#### GIVEN PROBLEM
Retype every line of the listing below without changing anything, but leave out the pictures.

#### RECORDS FOR PROCESSING
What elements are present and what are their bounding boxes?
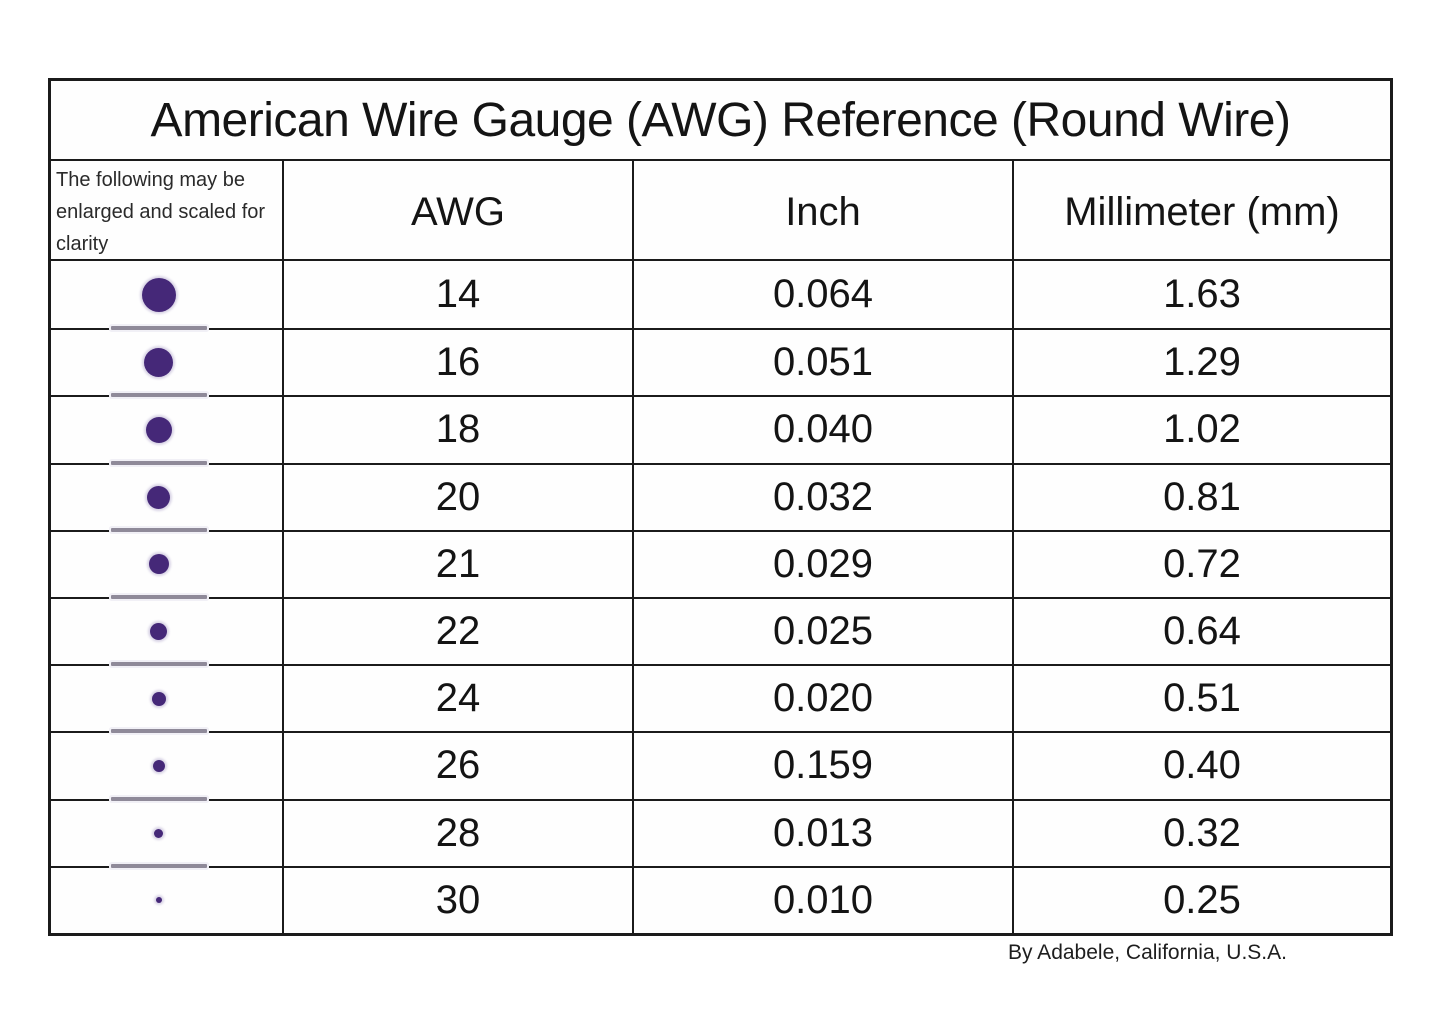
divider-overlay [110, 393, 207, 398]
wire-size-dot-cell [51, 527, 282, 597]
cell-awg: 26 [282, 733, 632, 799]
cell-awg: 20 [282, 464, 632, 530]
wire-size-dot-cell [51, 460, 282, 530]
cell-inch: 0.020 [632, 666, 1012, 732]
cell-awg: 16 [282, 330, 632, 396]
divider-overlay [110, 796, 207, 801]
wire-size-dot [154, 828, 163, 838]
cell-inch: 0.051 [632, 330, 1012, 396]
cell-awg: 30 [282, 867, 632, 933]
table-row: 26 0.159 0.40 [51, 729, 1390, 799]
table-row: 24 0.020 0.51 [51, 662, 1390, 732]
size-note: The following may be enlarged and scaled… [56, 169, 266, 255]
cell-mm: 0.40 [1012, 733, 1390, 799]
cell-inch: 0.010 [632, 867, 1012, 933]
wire-size-dot [155, 897, 162, 904]
cell-mm: 0.72 [1012, 531, 1390, 597]
awg-reference-table: American Wire Gauge (AWG) Reference (Rou… [48, 78, 1393, 936]
wire-size-dot-cell [51, 393, 282, 462]
column-header-awg: AWG [282, 161, 632, 263]
wire-size-dot [145, 416, 172, 443]
cell-inch: 0.029 [632, 531, 1012, 597]
cell-mm: 0.51 [1012, 666, 1390, 732]
cell-inch: 0.025 [632, 598, 1012, 665]
divider-overlay [110, 729, 207, 734]
cell-awg: 24 [282, 666, 632, 732]
cell-awg: 18 [282, 397, 632, 463]
cell-inch: 0.032 [632, 464, 1012, 530]
wire-size-dot-cell [51, 662, 282, 731]
table-row: 18 0.040 1.02 [51, 393, 1390, 463]
cell-mm: 1.29 [1012, 330, 1390, 396]
divider-overlay [110, 326, 207, 331]
attribution: By Adabele, California, U.S.A. [1008, 941, 1287, 964]
cell-awg: 14 [282, 261, 632, 329]
wire-size-dot-cell [51, 594, 282, 664]
cell-mm: 1.02 [1012, 397, 1390, 463]
cell-awg: 22 [282, 598, 632, 665]
cell-awg: 28 [282, 800, 632, 866]
cell-inch: 0.013 [632, 800, 1012, 866]
wire-size-dot [144, 348, 173, 378]
table-row: 14 0.064 1.63 [51, 261, 1390, 329]
wire-size-dot-cell [51, 729, 282, 798]
wire-size-dot [148, 554, 169, 575]
cell-mm: 1.63 [1012, 261, 1390, 329]
divider-overlay [110, 863, 207, 868]
divider-overlay [110, 460, 207, 465]
cell-awg: 21 [282, 531, 632, 597]
title-row: American Wire Gauge (AWG) Reference (Rou… [51, 81, 1390, 161]
divider-overlay [110, 662, 207, 667]
table-header-row: The following may be enlarged and scaled… [51, 161, 1390, 263]
table-body: 14 0.064 1.63 16 0.051 1.29 18 0.040 1.02 20 0.032… [51, 261, 1390, 933]
wire-size-dot-cell [51, 326, 282, 395]
column-header-inch: Inch [632, 161, 1012, 263]
divider-overlay [110, 594, 207, 599]
wire-size-dot [151, 691, 166, 706]
wire-size-dot [141, 277, 176, 312]
table-row: 28 0.013 0.32 [51, 796, 1390, 866]
cell-mm: 0.64 [1012, 598, 1390, 665]
cell-mm: 0.81 [1012, 464, 1390, 530]
column-header-mm: Millimeter (mm) [1012, 161, 1390, 263]
wire-size-dot [150, 623, 167, 641]
wire-size-dot-cell [51, 863, 282, 933]
table-row: 30 0.010 0.25 [51, 863, 1390, 933]
cell-mm: 0.32 [1012, 800, 1390, 866]
table-title: American Wire Gauge (AWG) Reference (Rou… [150, 93, 1291, 147]
wire-size-dot [147, 485, 170, 509]
table-row: 16 0.051 1.29 [51, 326, 1390, 396]
cell-inch: 0.064 [632, 261, 1012, 329]
table-row: 20 0.032 0.81 [51, 460, 1390, 530]
table-row: 21 0.029 0.72 [51, 527, 1390, 597]
cell-inch: 0.159 [632, 733, 1012, 799]
table-row: 22 0.025 0.64 [51, 594, 1390, 665]
wire-size-dot [152, 759, 165, 772]
wire-size-dot-cell [51, 261, 282, 328]
cell-inch: 0.040 [632, 397, 1012, 463]
wire-size-dot-cell [51, 796, 282, 866]
cell-mm: 0.25 [1012, 867, 1390, 933]
divider-overlay [110, 527, 207, 532]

#### ANSWER
What elements are present and what are their bounding boxes?
divider-overlay [110, 393, 207, 398]
wire-size-dot-cell [51, 527, 282, 597]
cell-awg: 26 [282, 733, 632, 799]
cell-awg: 20 [282, 464, 632, 530]
wire-size-dot-cell [51, 460, 282, 530]
cell-inch: 0.020 [632, 666, 1012, 732]
cell-awg: 16 [282, 330, 632, 396]
divider-overlay [110, 796, 207, 801]
wire-size-dot [154, 828, 163, 838]
cell-inch: 0.051 [632, 330, 1012, 396]
cell-awg: 30 [282, 867, 632, 933]
table-row: 26 0.159 0.40 [51, 729, 1390, 799]
table-row: 24 0.020 0.51 [51, 662, 1390, 732]
size-note: The following may be enlarged and scaled… [56, 169, 266, 255]
cell-mm: 0.40 [1012, 733, 1390, 799]
cell-inch: 0.010 [632, 867, 1012, 933]
wire-size-dot [155, 897, 162, 904]
cell-mm: 0.72 [1012, 531, 1390, 597]
awg-reference-table: American Wire Gauge (AWG) Reference (Rou… [48, 78, 1393, 936]
wire-size-dot-cell [51, 393, 282, 462]
column-header-awg: AWG [282, 161, 632, 263]
wire-size-dot [145, 416, 172, 443]
cell-inch: 0.029 [632, 531, 1012, 597]
cell-mm: 0.51 [1012, 666, 1390, 732]
cell-inch: 0.025 [632, 598, 1012, 665]
divider-overlay [110, 729, 207, 734]
cell-awg: 24 [282, 666, 632, 732]
cell-awg: 18 [282, 397, 632, 463]
cell-inch: 0.032 [632, 464, 1012, 530]
wire-size-dot-cell [51, 662, 282, 731]
table-row: 18 0.040 1.02 [51, 393, 1390, 463]
cell-mm: 1.29 [1012, 330, 1390, 396]
divider-overlay [110, 326, 207, 331]
attribution: By Adabele, California, U.S.A. [1008, 941, 1287, 964]
cell-awg: 14 [282, 261, 632, 329]
wire-size-dot-cell [51, 594, 282, 664]
cell-mm: 1.02 [1012, 397, 1390, 463]
cell-awg: 22 [282, 598, 632, 665]
cell-awg: 28 [282, 800, 632, 866]
cell-inch: 0.013 [632, 800, 1012, 866]
wire-size-dot [144, 348, 173, 378]
table-row: 14 0.064 1.63 [51, 261, 1390, 329]
wire-size-dot-cell [51, 729, 282, 798]
wire-size-dot [148, 554, 169, 575]
cell-mm: 1.63 [1012, 261, 1390, 329]
divider-overlay [110, 863, 207, 868]
divider-overlay [110, 460, 207, 465]
cell-awg: 21 [282, 531, 632, 597]
title-row: American Wire Gauge (AWG) Reference (Rou… [51, 81, 1390, 161]
divider-overlay [110, 662, 207, 667]
table-header-row: The following may be enlarged and scaled… [51, 161, 1390, 263]
table-body: 14 0.064 1.63 16 0.051 1.29 18 0.040 1.02 20 0.032… [51, 261, 1390, 933]
wire-size-dot-cell [51, 326, 282, 395]
column-header-inch: Inch [632, 161, 1012, 263]
divider-overlay [110, 594, 207, 599]
wire-size-dot [151, 691, 166, 706]
wire-size-dot [141, 277, 176, 312]
table-row: 28 0.013 0.32 [51, 796, 1390, 866]
cell-mm: 0.64 [1012, 598, 1390, 665]
cell-mm: 0.81 [1012, 464, 1390, 530]
column-header-mm: Millimeter (mm) [1012, 161, 1390, 263]
wire-size-dot [150, 623, 167, 641]
wire-size-dot-cell [51, 863, 282, 933]
table-row: 30 0.010 0.25 [51, 863, 1390, 933]
cell-mm: 0.32 [1012, 800, 1390, 866]
table-title: American Wire Gauge (AWG) Reference (Rou… [150, 93, 1291, 147]
wire-size-dot [147, 485, 170, 509]
table-row: 16 0.051 1.29 [51, 326, 1390, 396]
cell-inch: 0.064 [632, 261, 1012, 329]
table-row: 20 0.032 0.81 [51, 460, 1390, 530]
table-row: 21 0.029 0.72 [51, 527, 1390, 597]
cell-inch: 0.159 [632, 733, 1012, 799]
table-row: 22 0.025 0.64 [51, 594, 1390, 665]
wire-size-dot [152, 759, 165, 772]
wire-size-dot-cell [51, 261, 282, 328]
cell-inch: 0.040 [632, 397, 1012, 463]
wire-size-dot-cell [51, 796, 282, 866]
cell-mm: 0.25 [1012, 867, 1390, 933]
divider-overlay [110, 527, 207, 532]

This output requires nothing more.